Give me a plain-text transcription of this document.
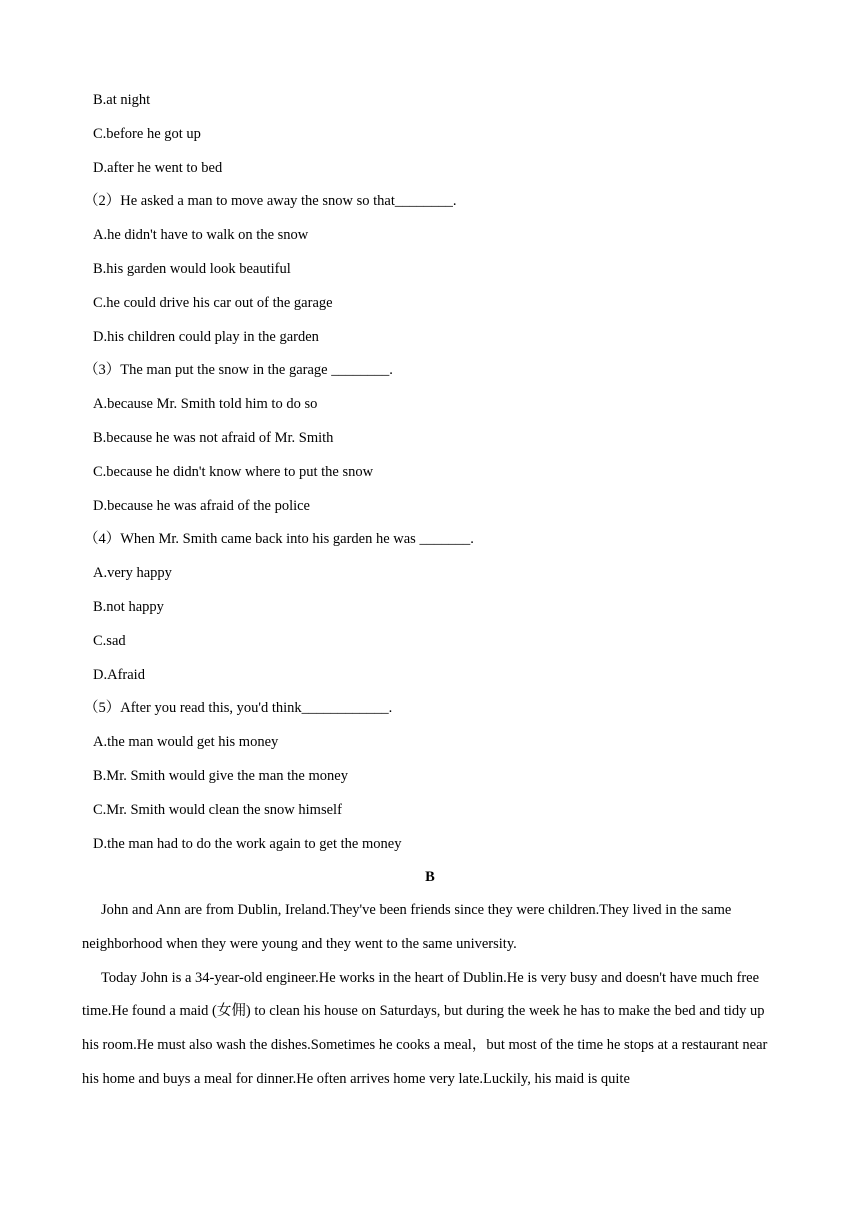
B.at night
C.before he got up
D.after he went to bed
（2）He asked a man to move away the snow so that________.
A.he didn't have to walk on the snow
B.his garden would look beautiful
C.he could drive his car out of the garage
D.his children could play in the garden
（3）The man put the snow in the garage ________.
A.because Mr. Smith told him to do so
B.because he was not afraid of Mr. Smith
C.because he didn't know where to put the snow
D.because he was afraid of the police
（4）When Mr. Smith came back into his garden he was _______.
A.very happy
B.not happy
C.sad
D.Afraid
（5）After you read this, you'd think____________.
A.the man would get his money
B.Mr. Smith would give the man the money
C.Mr. Smith would clean the snow himself
D.the man had to do the work again to get the money
B

John and Ann are from Dublin, Ireland.They've been friends since they were children.They lived in the same neighborhood when they were young and they went to the same university.

Today John is a 34-year-old engineer.He works in the heart of Dublin.He is very busy and doesn't have much free time.He found a maid (女佣) to clean his house on Saturdays, but during the week he has to make the bed and tidy up his room.He must also wash the dishes.Sometimes he cooks a meal，but most of the time he stops at a restaurant near his home and buys a meal for dinner.He often arrives home very late.Luckily, his maid is quite
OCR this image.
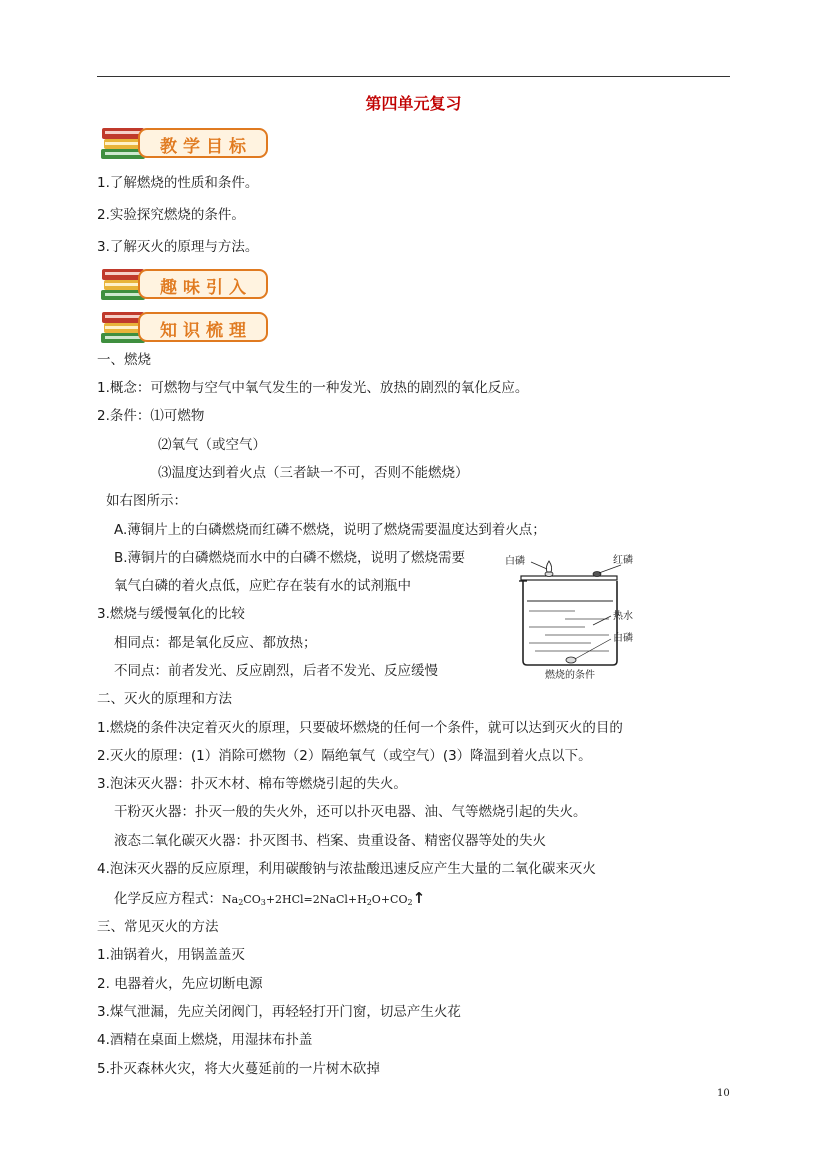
第四单元复习
教学目标
1.了解燃烧的性质和条件。
2.实验探究燃烧的条件。
3.了解灭火的原理与方法。
趣味引入
知识梳理
一、燃烧
1.概念：可燃物与空气中氧气发生的一种发光、放热的剧烈的氧化反应。
2.条件：⑴可燃物
⑵氧气（或空气）
⑶温度达到着火点（三者缺一不可，否则不能燃烧）
如右图所示：
A.薄铜片上的白磷燃烧而红磷不燃烧，说明了燃烧需要温度达到着火点；
B.薄铜片的白磷燃烧而水中的白磷不燃烧，说明了燃烧需要
氧气白磷的着火点低，应贮存在装有水的试剂瓶中
3.燃烧与缓慢氧化的比较
相同点：都是氧化反应、都放热；
不同点：前者发光、反应剧烈，后者不发光、反应缓慢
白磷	红磷
热水
白磷
燃烧的条件
二、灭火的原理和方法
1.燃烧的条件决定着灭火的原理，只要破坏燃烧的任何一个条件，就可以达到灭火的目的
2.灭火的原理：(1）消除可燃物（2）隔绝氧气（或空气）(3）降温到着火点以下。
3.泡沫灭火器：扑灭木材、棉布等燃烧引起的失火。
干粉灭火器：扑灭一般的失火外，还可以扑灭电器、油、气等燃烧引起的失火。
液态二氧化碳灭火器：扑灭图书、档案、贵重设备、精密仪器等处的失火
4.泡沫灭火器的反应原理，利用碳酸钠与浓盐酸迅速反应产生大量的二氧化碳来灭火
化学反应方程式：$Na_2CO_3+2HCl=2NaCl+H_2O+CO_2↑$
三、常见灭火的方法
1.油锅着火，用锅盖盖灭
2. 电器着火，先应切断电源
3.煤气泄漏，先应关闭阀门，再轻轻打开门窗，切忌产生火花
4.酒精在桌面上燃烧，用湿抹布扑盖
5.扑灭森林火灾，将大火蔓延前的一片树木砍掉
10
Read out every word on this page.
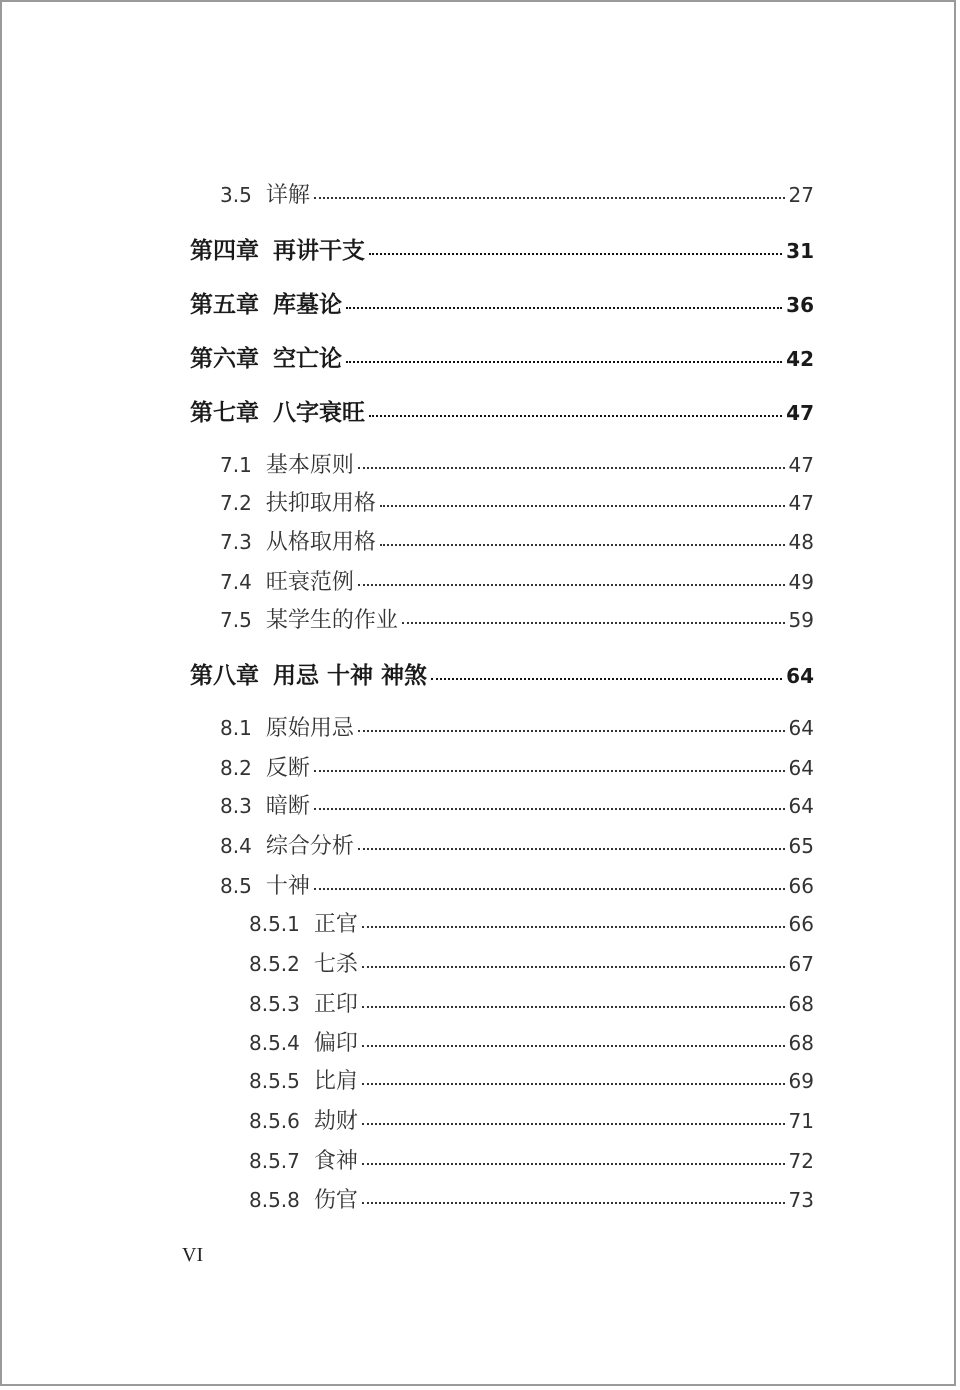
3.5 详解	27
第四章 再讲干支	31
第五章 库墓论	36
第六章 空亡论	42
第七章 八字衰旺	47
7.1 基本原则	47
7.2 扶抑取用格	47
7.3 从格取用格	48
7.4 旺衰范例	49
7.5 某学生的作业	59
第八章 用忌 十神 神煞	64
8.1 原始用忌	64
8.2 反断	64
8.3 暗断	64
8.4 综合分析	65
8.5 十神	66
8.5.1 正官	66
8.5.2 七杀	67
8.5.3 正印	68
8.5.4 偏印	68
8.5.5 比肩	69
8.5.6 劫财	71
8.5.7 食神	72
8.5.8 伤官	73
VI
· · · · ·
— Exercise description —
Only the lines from the line with "OCR this image." to the end of the records should be repeated, exactly and without pictures.

— Solution to the exercise —
OCR this image.
第四单元复习
教学目标
1.了解燃烧的性质和条件。
2.实验探究燃烧的条件。
3.了解灭火的原理与方法。
趣味引入
知识梳理
一、燃烧
1.概念：可燃物与空气中氧气发生的一种发光、放热的剧烈的氧化反应。
2.条件：⑴可燃物
⑵氧气（或空气）
⑶温度达到着火点（三者缺一不可，否则不能燃烧）
如右图所示：
A.薄铜片上的白磷燃烧而红磷不燃烧，说明了燃烧需要温度达到着火点；
B.薄铜片的白磷燃烧而水中的白磷不燃烧，说明了燃烧需要
氧气白磷的着火点低，应贮存在装有水的试剂瓶中
3.燃烧与缓慢氧化的比较
相同点：都是氧化反应、都放热；
不同点：前者发光、反应剧烈，后者不发光、反应缓慢
白磷	红磷
热水
白磷
燃烧的条件
二、灭火的原理和方法
1.燃烧的条件决定着灭火的原理，只要破坏燃烧的任何一个条件，就可以达到灭火的目的
2.灭火的原理：(1）消除可燃物（2）隔绝氧气（或空气）(3）降温到着火点以下。
3.泡沫灭火器：扑灭木材、棉布等燃烧引起的失火。
干粉灭火器：扑灭一般的失火外，还可以扑灭电器、油、气等燃烧引起的失火。
液态二氧化碳灭火器：扑灭图书、档案、贵重设备、精密仪器等处的失火
4.泡沫灭火器的反应原理，利用碳酸钠与浓盐酸迅速反应产生大量的二氧化碳来灭火
化学反应方程式：$Na_2CO_3+2HCl=2NaCl+H_2O+CO_2↑$
三、常见灭火的方法
1.油锅着火，用锅盖盖灭
2. 电器着火，先应切断电源
3.煤气泄漏，先应关闭阀门，再轻轻打开门窗，切忌产生火花
4.酒精在桌面上燃烧，用湿抹布扑盖
5.扑灭森林火灾，将大火蔓延前的一片树木砍掉
10
Read out every word on this page.
3.5 详解	27
第四章 再讲干支	31
第五章 库墓论	36
第六章 空亡论	42
第七章 八字衰旺	47
7.1 基本原则	47
7.2 扶抑取用格	47
7.3 从格取用格	48
7.4 旺衰范例	49
7.5 某学生的作业	59
第八章 用忌 十神 神煞	64
8.1 原始用忌	64
8.2 反断	64
8.3 暗断	64
8.4 综合分析	65
8.5 十神	66
8.5.1 正官	66
8.5.2 七杀	67
8.5.3 正印	68
8.5.4 偏印	68
8.5.5 比肩	69
8.5.6 劫财	71
8.5.7 食神	72
8.5.8 伤官	73
VI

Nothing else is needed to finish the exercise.